(Figure data in JSON)
start
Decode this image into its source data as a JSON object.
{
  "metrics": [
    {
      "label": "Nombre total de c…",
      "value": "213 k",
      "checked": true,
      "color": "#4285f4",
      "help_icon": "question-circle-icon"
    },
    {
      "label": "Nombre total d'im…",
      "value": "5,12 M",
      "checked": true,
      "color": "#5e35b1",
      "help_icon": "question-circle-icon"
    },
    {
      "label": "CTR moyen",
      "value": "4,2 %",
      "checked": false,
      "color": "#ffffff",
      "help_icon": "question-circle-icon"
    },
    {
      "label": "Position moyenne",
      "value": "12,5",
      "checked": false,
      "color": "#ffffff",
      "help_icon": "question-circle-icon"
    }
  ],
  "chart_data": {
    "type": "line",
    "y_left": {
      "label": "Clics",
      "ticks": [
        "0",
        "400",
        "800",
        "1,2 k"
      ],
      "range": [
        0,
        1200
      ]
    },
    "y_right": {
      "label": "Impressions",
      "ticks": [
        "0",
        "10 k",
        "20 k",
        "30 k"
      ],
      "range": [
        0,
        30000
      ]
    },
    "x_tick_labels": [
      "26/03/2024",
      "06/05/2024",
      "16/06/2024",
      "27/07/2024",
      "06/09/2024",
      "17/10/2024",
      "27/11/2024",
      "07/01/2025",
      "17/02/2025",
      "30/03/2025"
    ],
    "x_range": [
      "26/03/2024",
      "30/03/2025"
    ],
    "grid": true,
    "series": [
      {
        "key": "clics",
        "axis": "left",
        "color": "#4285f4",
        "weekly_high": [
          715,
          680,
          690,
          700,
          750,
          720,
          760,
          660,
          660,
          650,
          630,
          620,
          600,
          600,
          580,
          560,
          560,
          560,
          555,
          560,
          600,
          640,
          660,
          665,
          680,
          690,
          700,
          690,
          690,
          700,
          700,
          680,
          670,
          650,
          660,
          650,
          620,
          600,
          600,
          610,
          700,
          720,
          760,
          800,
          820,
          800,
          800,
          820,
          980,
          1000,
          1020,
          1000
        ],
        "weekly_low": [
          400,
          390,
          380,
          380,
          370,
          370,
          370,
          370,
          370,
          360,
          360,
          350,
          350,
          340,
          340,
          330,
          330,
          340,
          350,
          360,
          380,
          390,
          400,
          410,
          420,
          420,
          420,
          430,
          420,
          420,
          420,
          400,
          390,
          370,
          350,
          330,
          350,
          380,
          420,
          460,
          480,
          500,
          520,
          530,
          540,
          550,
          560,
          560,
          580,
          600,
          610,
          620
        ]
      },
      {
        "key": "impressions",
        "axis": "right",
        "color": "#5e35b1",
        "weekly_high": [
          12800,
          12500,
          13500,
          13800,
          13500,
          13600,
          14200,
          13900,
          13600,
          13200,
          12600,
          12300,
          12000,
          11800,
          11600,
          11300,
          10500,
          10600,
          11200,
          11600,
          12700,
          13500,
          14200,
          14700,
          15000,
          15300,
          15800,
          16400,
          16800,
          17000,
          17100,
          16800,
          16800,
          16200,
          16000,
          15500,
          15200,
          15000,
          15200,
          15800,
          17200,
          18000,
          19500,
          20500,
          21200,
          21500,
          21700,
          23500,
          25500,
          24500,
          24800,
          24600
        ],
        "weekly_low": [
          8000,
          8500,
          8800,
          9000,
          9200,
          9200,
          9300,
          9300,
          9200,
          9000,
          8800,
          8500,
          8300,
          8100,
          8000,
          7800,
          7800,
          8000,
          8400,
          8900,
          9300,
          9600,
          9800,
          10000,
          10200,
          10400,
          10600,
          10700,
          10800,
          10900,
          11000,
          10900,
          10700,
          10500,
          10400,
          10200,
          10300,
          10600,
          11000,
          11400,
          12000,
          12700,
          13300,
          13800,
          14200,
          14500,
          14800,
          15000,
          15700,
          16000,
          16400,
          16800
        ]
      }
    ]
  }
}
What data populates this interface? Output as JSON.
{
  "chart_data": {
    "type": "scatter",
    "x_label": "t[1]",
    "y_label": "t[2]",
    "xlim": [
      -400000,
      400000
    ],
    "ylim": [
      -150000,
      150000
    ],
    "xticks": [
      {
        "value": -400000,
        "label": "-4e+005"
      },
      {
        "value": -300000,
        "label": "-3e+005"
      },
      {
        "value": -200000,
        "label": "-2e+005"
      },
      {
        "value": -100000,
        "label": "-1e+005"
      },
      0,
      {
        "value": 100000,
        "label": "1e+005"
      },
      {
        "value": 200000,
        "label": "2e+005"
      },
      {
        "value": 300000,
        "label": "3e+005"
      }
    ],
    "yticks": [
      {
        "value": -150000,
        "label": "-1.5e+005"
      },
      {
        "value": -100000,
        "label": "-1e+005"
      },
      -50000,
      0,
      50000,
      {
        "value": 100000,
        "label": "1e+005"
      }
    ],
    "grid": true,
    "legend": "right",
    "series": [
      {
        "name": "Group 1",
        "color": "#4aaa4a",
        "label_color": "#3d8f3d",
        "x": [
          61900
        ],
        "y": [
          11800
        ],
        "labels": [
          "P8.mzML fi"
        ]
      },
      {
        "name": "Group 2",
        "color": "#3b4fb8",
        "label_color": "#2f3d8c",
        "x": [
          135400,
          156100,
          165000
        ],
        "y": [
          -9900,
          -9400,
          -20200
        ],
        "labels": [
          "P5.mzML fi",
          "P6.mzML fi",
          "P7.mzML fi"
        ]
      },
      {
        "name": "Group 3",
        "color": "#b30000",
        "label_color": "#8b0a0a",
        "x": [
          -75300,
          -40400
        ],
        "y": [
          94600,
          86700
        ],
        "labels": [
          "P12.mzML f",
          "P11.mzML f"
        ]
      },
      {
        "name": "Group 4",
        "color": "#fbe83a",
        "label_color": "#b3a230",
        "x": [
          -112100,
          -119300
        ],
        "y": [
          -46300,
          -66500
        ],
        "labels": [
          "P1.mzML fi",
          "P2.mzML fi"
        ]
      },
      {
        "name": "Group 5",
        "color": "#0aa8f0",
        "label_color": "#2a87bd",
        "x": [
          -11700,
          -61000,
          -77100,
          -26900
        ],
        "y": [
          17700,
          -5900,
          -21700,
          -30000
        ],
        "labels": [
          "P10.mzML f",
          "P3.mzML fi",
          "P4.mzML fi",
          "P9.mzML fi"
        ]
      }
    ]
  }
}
end
Retype all of the data shown above, word for word.

Decode this image into its source data as a JSON object.
{
  "metrics": [
    {
      "label": "Nombre total de c…",
      "value": "213 k",
      "checked": true,
      "color": "#4285f4",
      "help_icon": "question-circle-icon"
    },
    {
      "label": "Nombre total d'im…",
      "value": "5,12 M",
      "checked": true,
      "color": "#5e35b1",
      "help_icon": "question-circle-icon"
    },
    {
      "label": "CTR moyen",
      "value": "4,2 %",
      "checked": false,
      "color": "#ffffff",
      "help_icon": "question-circle-icon"
    },
    {
      "label": "Position moyenne",
      "value": "12,5",
      "checked": false,
      "color": "#ffffff",
      "help_icon": "question-circle-icon"
    }
  ],
  "chart_data": {
    "type": "line",
    "y_left": {
      "label": "Clics",
      "ticks": [
        "0",
        "400",
        "800",
        "1,2 k"
      ],
      "range": [
        0,
        1200
      ]
    },
    "y_right": {
      "label": "Impressions",
      "ticks": [
        "0",
        "10 k",
        "20 k",
        "30 k"
      ],
      "range": [
        0,
        30000
      ]
    },
    "x_tick_labels": [
      "26/03/2024",
      "06/05/2024",
      "16/06/2024",
      "27/07/2024",
      "06/09/2024",
      "17/10/2024",
      "27/11/2024",
      "07/01/2025",
      "17/02/2025",
      "30/03/2025"
    ],
    "x_range": [
      "26/03/2024",
      "30/03/2025"
    ],
    "grid": true,
    "series": [
      {
        "key": "clics",
        "axis": "left",
        "color": "#4285f4",
        "weekly_high": [
          715,
          680,
          690,
          700,
          750,
          720,
          760,
          660,
          660,
          650,
          630,
          620,
          600,
          600,
          580,
          560,
          560,
          560,
          555,
          560,
          600,
          640,
          660,
          665,
          680,
          690,
          700,
          690,
          690,
          700,
          700,
          680,
          670,
          650,
          660,
          650,
          620,
          600,
          600,
          610,
          700,
          720,
          760,
          800,
          820,
          800,
          800,
          820,
          980,
          1000,
          1020,
          1000
        ],
        "weekly_low": [
          400,
          390,
          380,
          380,
          370,
          370,
          370,
          370,
          370,
          360,
          360,
          350,
          350,
          340,
          340,
          330,
          330,
          340,
          350,
          360,
          380,
          390,
          400,
          410,
          420,
          420,
          420,
          430,
          420,
          420,
          420,
          400,
          390,
          370,
          350,
          330,
          350,
          380,
          420,
          460,
          480,
          500,
          520,
          530,
          540,
          550,
          560,
          560,
          580,
          600,
          610,
          620
        ]
      },
      {
        "key": "impressions",
        "axis": "right",
        "color": "#5e35b1",
        "weekly_high": [
          12800,
          12500,
          13500,
          13800,
          13500,
          13600,
          14200,
          13900,
          13600,
          13200,
          12600,
          12300,
          12000,
          11800,
          11600,
          11300,
          10500,
          10600,
          11200,
          11600,
          12700,
          13500,
          14200,
          14700,
          15000,
          15300,
          15800,
          16400,
          16800,
          17000,
          17100,
          16800,
          16800,
          16200,
          16000,
          15500,
          15200,
          15000,
          15200,
          15800,
          17200,
          18000,
          19500,
          20500,
          21200,
          21500,
          21700,
          23500,
          25500,
          24500,
          24800,
          24600
        ],
        "weekly_low": [
          8000,
          8500,
          8800,
          9000,
          9200,
          9200,
          9300,
          9300,
          9200,
          9000,
          8800,
          8500,
          8300,
          8100,
          8000,
          7800,
          7800,
          8000,
          8400,
          8900,
          9300,
          9600,
          9800,
          10000,
          10200,
          10400,
          10600,
          10700,
          10800,
          10900,
          11000,
          10900,
          10700,
          10500,
          10400,
          10200,
          10300,
          10600,
          11000,
          11400,
          12000,
          12700,
          13300,
          13800,
          14200,
          14500,
          14800,
          15000,
          15700,
          16000,
          16400,
          16800
        ]
      }
    ]
  }
}
What data populates this interface? Output as JSON.
{
  "chart_data": {
    "type": "scatter",
    "x_label": "t[1]",
    "y_label": "t[2]",
    "xlim": [
      -400000,
      400000
    ],
    "ylim": [
      -150000,
      150000
    ],
    "xticks": [
      {
        "value": -400000,
        "label": "-4e+005"
      },
      {
        "value": -300000,
        "label": "-3e+005"
      },
      {
        "value": -200000,
        "label": "-2e+005"
      },
      {
        "value": -100000,
        "label": "-1e+005"
      },
      0,
      {
        "value": 100000,
        "label": "1e+005"
      },
      {
        "value": 200000,
        "label": "2e+005"
      },
      {
        "value": 300000,
        "label": "3e+005"
      }
    ],
    "yticks": [
      {
        "value": -150000,
        "label": "-1.5e+005"
      },
      {
        "value": -100000,
        "label": "-1e+005"
      },
      -50000,
      0,
      50000,
      {
        "value": 100000,
        "label": "1e+005"
      }
    ],
    "grid": true,
    "legend": "right",
    "series": [
      {
        "name": "Group 1",
        "color": "#4aaa4a",
        "label_color": "#3d8f3d",
        "x": [
          61900
        ],
        "y": [
          11800
        ],
        "labels": [
          "P8.mzML fi"
        ]
      },
      {
        "name": "Group 2",
        "color": "#3b4fb8",
        "label_color": "#2f3d8c",
        "x": [
          135400,
          156100,
          165000
        ],
        "y": [
          -9900,
          -9400,
          -20200
        ],
        "labels": [
          "P5.mzML fi",
          "P6.mzML fi",
          "P7.mzML fi"
        ]
      },
      {
        "name": "Group 3",
        "color": "#b30000",
        "label_color": "#8b0a0a",
        "x": [
          -75300,
          -40400
        ],
        "y": [
          94600,
          86700
        ],
        "labels": [
          "P12.mzML f",
          "P11.mzML f"
        ]
      },
      {
        "name": "Group 4",
        "color": "#fbe83a",
        "label_color": "#b3a230",
        "x": [
          -112100,
          -119300
        ],
        "y": [
          -46300,
          -66500
        ],
        "labels": [
          "P1.mzML fi",
          "P2.mzML fi"
        ]
      },
      {
        "name": "Group 5",
        "color": "#0aa8f0",
        "label_color": "#2a87bd",
        "x": [
          -11700,
          -61000,
          -77100,
          -26900
        ],
        "y": [
          17700,
          -5900,
          -21700,
          -30000
        ],
        "labels": [
          "P10.mzML f",
          "P3.mzML fi",
          "P4.mzML fi",
          "P9.mzML fi"
        ]
      }
    ]
  }
}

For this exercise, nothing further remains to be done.